__GOAL__. Please reproduce every record, keeping each one exactly as written.

__RECORDS PROVIDED__.
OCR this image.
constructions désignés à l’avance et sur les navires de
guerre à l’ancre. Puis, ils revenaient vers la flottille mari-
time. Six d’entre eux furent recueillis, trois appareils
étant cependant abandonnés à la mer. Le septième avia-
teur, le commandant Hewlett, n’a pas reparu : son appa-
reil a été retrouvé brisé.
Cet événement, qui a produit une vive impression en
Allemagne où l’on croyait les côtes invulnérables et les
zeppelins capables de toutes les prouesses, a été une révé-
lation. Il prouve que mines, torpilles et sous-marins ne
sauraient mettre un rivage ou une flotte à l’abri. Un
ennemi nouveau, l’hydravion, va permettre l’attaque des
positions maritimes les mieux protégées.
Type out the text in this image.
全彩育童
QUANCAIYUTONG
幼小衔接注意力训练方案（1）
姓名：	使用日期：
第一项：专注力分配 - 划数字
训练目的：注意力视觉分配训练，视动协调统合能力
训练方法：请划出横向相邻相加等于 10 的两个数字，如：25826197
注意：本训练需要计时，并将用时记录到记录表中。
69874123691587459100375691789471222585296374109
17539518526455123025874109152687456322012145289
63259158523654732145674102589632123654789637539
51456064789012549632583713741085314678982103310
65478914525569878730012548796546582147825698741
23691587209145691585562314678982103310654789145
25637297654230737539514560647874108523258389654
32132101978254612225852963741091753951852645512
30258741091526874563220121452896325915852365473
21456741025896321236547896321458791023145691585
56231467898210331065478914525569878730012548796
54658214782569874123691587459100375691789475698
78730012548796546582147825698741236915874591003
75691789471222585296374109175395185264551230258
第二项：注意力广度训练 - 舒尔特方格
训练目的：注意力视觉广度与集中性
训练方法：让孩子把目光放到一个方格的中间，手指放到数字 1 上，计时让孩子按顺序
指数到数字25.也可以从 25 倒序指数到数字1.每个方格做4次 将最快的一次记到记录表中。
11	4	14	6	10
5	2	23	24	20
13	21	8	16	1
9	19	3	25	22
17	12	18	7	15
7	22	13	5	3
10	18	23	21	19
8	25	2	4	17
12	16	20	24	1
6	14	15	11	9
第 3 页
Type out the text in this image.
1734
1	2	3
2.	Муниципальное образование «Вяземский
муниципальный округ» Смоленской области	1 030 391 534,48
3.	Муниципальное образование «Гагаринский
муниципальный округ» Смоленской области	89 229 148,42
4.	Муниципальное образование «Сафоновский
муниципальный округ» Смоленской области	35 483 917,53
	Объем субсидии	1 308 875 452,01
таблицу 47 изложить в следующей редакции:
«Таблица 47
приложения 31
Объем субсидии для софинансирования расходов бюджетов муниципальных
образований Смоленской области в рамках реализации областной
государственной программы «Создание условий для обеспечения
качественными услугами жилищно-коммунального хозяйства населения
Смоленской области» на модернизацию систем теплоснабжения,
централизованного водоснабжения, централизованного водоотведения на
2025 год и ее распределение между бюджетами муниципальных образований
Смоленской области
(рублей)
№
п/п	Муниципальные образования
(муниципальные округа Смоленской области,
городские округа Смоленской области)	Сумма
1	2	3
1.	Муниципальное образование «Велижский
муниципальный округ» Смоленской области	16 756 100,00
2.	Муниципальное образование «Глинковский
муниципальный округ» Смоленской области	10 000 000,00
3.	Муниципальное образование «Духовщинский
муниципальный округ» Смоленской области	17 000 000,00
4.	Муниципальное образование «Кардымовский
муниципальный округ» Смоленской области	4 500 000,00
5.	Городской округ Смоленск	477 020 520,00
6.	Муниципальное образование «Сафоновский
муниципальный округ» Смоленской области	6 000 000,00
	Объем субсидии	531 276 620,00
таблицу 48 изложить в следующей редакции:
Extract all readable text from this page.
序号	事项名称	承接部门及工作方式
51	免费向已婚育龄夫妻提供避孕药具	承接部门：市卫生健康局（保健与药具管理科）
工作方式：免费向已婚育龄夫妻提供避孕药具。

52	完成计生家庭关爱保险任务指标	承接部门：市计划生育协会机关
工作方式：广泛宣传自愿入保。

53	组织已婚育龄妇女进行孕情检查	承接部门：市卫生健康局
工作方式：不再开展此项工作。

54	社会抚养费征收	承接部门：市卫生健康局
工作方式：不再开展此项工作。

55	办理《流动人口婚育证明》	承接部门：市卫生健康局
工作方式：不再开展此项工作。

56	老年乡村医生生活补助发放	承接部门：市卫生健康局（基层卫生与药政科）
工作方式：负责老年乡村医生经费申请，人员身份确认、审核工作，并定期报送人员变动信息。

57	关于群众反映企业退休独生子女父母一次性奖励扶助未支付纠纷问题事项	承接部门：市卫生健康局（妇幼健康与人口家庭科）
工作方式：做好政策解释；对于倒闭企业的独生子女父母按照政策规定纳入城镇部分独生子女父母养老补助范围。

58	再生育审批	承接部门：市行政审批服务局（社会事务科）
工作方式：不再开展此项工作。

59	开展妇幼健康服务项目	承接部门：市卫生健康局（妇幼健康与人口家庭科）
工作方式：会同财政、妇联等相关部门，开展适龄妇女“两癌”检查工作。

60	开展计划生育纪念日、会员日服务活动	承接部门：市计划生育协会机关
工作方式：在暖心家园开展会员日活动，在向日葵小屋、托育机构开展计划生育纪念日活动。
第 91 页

__THE SOLUTION__.
OCR this image.
constructions désignés à l’avance et sur les navires de
guerre à l’ancre. Puis, ils revenaient vers la flottille mari-
time. Six d’entre eux furent recueillis, trois appareils
étant cependant abandonnés à la mer. Le septième avia-
teur, le commandant Hewlett, n’a pas reparu : son appa-
reil a été retrouvé brisé.
Cet événement, qui a produit une vive impression en
Allemagne où l’on croyait les côtes invulnérables et les
zeppelins capables de toutes les prouesses, a été une révé-
lation. Il prouve que mines, torpilles et sous-marins ne
sauraient mettre un rivage ou une flotte à l’abri. Un
ennemi nouveau, l’hydravion, va permettre l’attaque des
positions maritimes les mieux protégées.
Type out the text in this image.
全彩育童
QUANCAIYUTONG
幼小衔接注意力训练方案（1）
姓名：	使用日期：
第一项：专注力分配 - 划数字
训练目的：注意力视觉分配训练，视动协调统合能力
训练方法：请划出横向相邻相加等于 10 的两个数字，如：25826197
注意：本训练需要计时，并将用时记录到记录表中。
69874123691587459100375691789471222585296374109
17539518526455123025874109152687456322012145289
63259158523654732145674102589632123654789637539
51456064789012549632583713741085314678982103310
65478914525569878730012548796546582147825698741
23691587209145691585562314678982103310654789145
25637297654230737539514560647874108523258389654
32132101978254612225852963741091753951852645512
30258741091526874563220121452896325915852365473
21456741025896321236547896321458791023145691585
56231467898210331065478914525569878730012548796
54658214782569874123691587459100375691789475698
78730012548796546582147825698741236915874591003
75691789471222585296374109175395185264551230258
第二项：注意力广度训练 - 舒尔特方格
训练目的：注意力视觉广度与集中性
训练方法：让孩子把目光放到一个方格的中间，手指放到数字 1 上，计时让孩子按顺序
指数到数字25.也可以从 25 倒序指数到数字1.每个方格做4次 将最快的一次记到记录表中。
11	4	14	6	10
5	2	23	24	20
13	21	8	16	1
9	19	3	25	22
17	12	18	7	15
7	22	13	5	3
10	18	23	21	19
8	25	2	4	17
12	16	20	24	1
6	14	15	11	9
第 3 页
Type out the text in this image.
1734
1	2	3
2.	Муниципальное образование «Вяземский
муниципальный округ» Смоленской области	1 030 391 534,48
3.	Муниципальное образование «Гагаринский
муниципальный округ» Смоленской области	89 229 148,42
4.	Муниципальное образование «Сафоновский
муниципальный округ» Смоленской области	35 483 917,53
	Объем субсидии	1 308 875 452,01
таблицу 47 изложить в следующей редакции:
«Таблица 47
приложения 31
Объем субсидии для софинансирования расходов бюджетов муниципальных
образований Смоленской области в рамках реализации областной
государственной программы «Создание условий для обеспечения
качественными услугами жилищно-коммунального хозяйства населения
Смоленской области» на модернизацию систем теплоснабжения,
централизованного водоснабжения, централизованного водоотведения на
2025 год и ее распределение между бюджетами муниципальных образований
Смоленской области
(рублей)
№
п/п	Муниципальные образования
(муниципальные округа Смоленской области,
городские округа Смоленской области)	Сумма
1	2	3
1.	Муниципальное образование «Велижский
муниципальный округ» Смоленской области	16 756 100,00
2.	Муниципальное образование «Глинковский
муниципальный округ» Смоленской области	10 000 000,00
3.	Муниципальное образование «Духовщинский
муниципальный округ» Смоленской области	17 000 000,00
4.	Муниципальное образование «Кардымовский
муниципальный округ» Смоленской области	4 500 000,00
5.	Городской округ Смоленск	477 020 520,00
6.	Муниципальное образование «Сафоновский
муниципальный округ» Смоленской области	6 000 000,00
	Объем субсидии	531 276 620,00
таблицу 48 изложить в следующей редакции:
Extract all readable text from this page.
序号	事项名称	承接部门及工作方式
51	免费向已婚育龄夫妻提供避孕药具	承接部门：市卫生健康局（保健与药具管理科）
工作方式：免费向已婚育龄夫妻提供避孕药具。

52	完成计生家庭关爱保险任务指标	承接部门：市计划生育协会机关
工作方式：广泛宣传自愿入保。

53	组织已婚育龄妇女进行孕情检查	承接部门：市卫生健康局
工作方式：不再开展此项工作。

54	社会抚养费征收	承接部门：市卫生健康局
工作方式：不再开展此项工作。

55	办理《流动人口婚育证明》	承接部门：市卫生健康局
工作方式：不再开展此项工作。

56	老年乡村医生生活补助发放	承接部门：市卫生健康局（基层卫生与药政科）
工作方式：负责老年乡村医生经费申请，人员身份确认、审核工作，并定期报送人员变动信息。

57	关于群众反映企业退休独生子女父母一次性奖励扶助未支付纠纷问题事项	承接部门：市卫生健康局（妇幼健康与人口家庭科）
工作方式：做好政策解释；对于倒闭企业的独生子女父母按照政策规定纳入城镇部分独生子女父母养老补助范围。

58	再生育审批	承接部门：市行政审批服务局（社会事务科）
工作方式：不再开展此项工作。

59	开展妇幼健康服务项目	承接部门：市卫生健康局（妇幼健康与人口家庭科）
工作方式：会同财政、妇联等相关部门，开展适龄妇女“两癌”检查工作。

60	开展计划生育纪念日、会员日服务活动	承接部门：市计划生育协会机关
工作方式：在暖心家园开展会员日活动，在向日葵小屋、托育机构开展计划生育纪念日活动。
第 91 页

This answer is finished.